§ **Passage**:
Part 2: Building and integrating the modern data stack

Building and integrating the modern data stack
Posted by
Building and integrating the modern data stack

In the previous blog post, we introduced the foundational layers of the modern data stack: the app layer, the data lake layer, and the storage layer. Now, let’s dive deeper into how these layers are connected to maximize performance and minimize complexity for end users.

Connecting the storage and data lake tiers: Iceberg as a “universal glue”

A key aspect of this connectivity, particularly between the data lake and storage layers, is Iceberg. As a standard data format and data access technology, it allows a new level of interoperability and portability – both vertically between layers of the modern data stack, and horizontally across an increasingly heterogeneous set of vendors, providers, and toolsets. In short, Iceberg is the “glue” that holds the modern data stack together. In particular, at the middle (data lake) layer of the stack, Iceberg tables can be referenced through what are known as “external” table references. Here, “external” is code for “portable and stored outside the data lake’s internal mechanisms”. This direct access is fundamental for efficient data sharing, eliminating the need for cumbersome and often lossy transformations: Instead of having to literally move data in and out of proprietary, internal storage associated with each data lake, all data lakes simply reference the data from a common spot (often an Amazon S3 bucket, but in principle any of the options at the storage layer of the stack). It turns out this approach also facilitates data sharing among different parties, which we’ll explore in later installments.

§ **Prompt a**:
Reproduce the records verbatim from their first line through the line containing "side-fm-only-button[interactable]: FM ONLY", including both of those lines.
The records that follow have no connection to the data stack post.

§ **Input for this task**:
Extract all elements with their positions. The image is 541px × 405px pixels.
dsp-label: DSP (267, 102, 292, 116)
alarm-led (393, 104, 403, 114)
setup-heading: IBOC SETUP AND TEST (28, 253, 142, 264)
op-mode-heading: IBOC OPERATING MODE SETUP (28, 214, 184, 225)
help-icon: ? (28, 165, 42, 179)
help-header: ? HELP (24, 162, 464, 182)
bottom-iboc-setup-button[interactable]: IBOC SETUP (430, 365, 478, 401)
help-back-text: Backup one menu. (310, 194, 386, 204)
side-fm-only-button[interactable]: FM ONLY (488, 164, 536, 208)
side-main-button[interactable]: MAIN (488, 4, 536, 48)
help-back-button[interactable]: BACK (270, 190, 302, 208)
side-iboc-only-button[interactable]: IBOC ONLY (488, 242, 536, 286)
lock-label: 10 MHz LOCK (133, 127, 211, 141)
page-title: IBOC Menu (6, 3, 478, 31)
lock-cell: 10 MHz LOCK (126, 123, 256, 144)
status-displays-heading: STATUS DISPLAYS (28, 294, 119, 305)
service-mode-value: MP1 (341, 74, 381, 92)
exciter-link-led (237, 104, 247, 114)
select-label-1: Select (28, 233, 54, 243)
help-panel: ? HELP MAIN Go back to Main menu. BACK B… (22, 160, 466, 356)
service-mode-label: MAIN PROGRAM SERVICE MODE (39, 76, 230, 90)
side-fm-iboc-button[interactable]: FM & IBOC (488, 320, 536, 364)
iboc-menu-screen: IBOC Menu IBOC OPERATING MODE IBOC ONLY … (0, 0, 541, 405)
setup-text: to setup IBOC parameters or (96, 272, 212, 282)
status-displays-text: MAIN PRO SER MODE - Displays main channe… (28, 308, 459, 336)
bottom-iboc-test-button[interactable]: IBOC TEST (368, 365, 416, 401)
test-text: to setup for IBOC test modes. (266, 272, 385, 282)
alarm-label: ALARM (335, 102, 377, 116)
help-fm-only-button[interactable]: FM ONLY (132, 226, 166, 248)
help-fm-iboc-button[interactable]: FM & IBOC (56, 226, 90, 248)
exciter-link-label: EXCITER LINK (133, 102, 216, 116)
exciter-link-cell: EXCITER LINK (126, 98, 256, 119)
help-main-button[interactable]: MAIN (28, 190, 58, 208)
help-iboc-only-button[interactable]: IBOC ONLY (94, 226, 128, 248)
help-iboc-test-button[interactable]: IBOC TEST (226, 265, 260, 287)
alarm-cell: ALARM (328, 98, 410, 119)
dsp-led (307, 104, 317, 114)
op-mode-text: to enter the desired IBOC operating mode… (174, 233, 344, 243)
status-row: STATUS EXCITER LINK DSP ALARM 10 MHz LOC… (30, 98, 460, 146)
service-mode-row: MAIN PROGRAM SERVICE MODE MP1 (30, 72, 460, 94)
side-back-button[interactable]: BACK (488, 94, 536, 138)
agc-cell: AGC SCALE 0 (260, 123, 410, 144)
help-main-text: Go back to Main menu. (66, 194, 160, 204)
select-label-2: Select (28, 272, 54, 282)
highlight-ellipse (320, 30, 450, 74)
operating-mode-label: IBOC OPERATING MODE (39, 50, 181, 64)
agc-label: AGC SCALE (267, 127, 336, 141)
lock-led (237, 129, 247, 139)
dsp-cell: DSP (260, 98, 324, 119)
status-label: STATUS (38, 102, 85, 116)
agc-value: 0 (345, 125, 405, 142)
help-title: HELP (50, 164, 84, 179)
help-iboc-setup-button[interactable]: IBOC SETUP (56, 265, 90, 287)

§ **Prompt b**:
According to the data stack post, where do all data lakes reference data from instead of moving it in and out of proprietary internal storage?

§ **Problem solution a**:
Extract all elements with their positions. The image is 541px × 405px pixels.
dsp-label: DSP (267, 102, 292, 116)
alarm-led (393, 104, 403, 114)
setup-heading: IBOC SETUP AND TEST (28, 253, 142, 264)
op-mode-heading: IBOC OPERATING MODE SETUP (28, 214, 184, 225)
help-icon: ? (28, 165, 42, 179)
help-header: ? HELP (24, 162, 464, 182)
bottom-iboc-setup-button[interactable]: IBOC SETUP (430, 365, 478, 401)
help-back-text: Backup one menu. (310, 194, 386, 204)
side-fm-only-button[interactable]: FM ONLY (488, 164, 536, 208)

§ **Problem solution b**:
A common spot, often an Amazon S3 bucket, though in principle any of the options at the storage layer of the stack.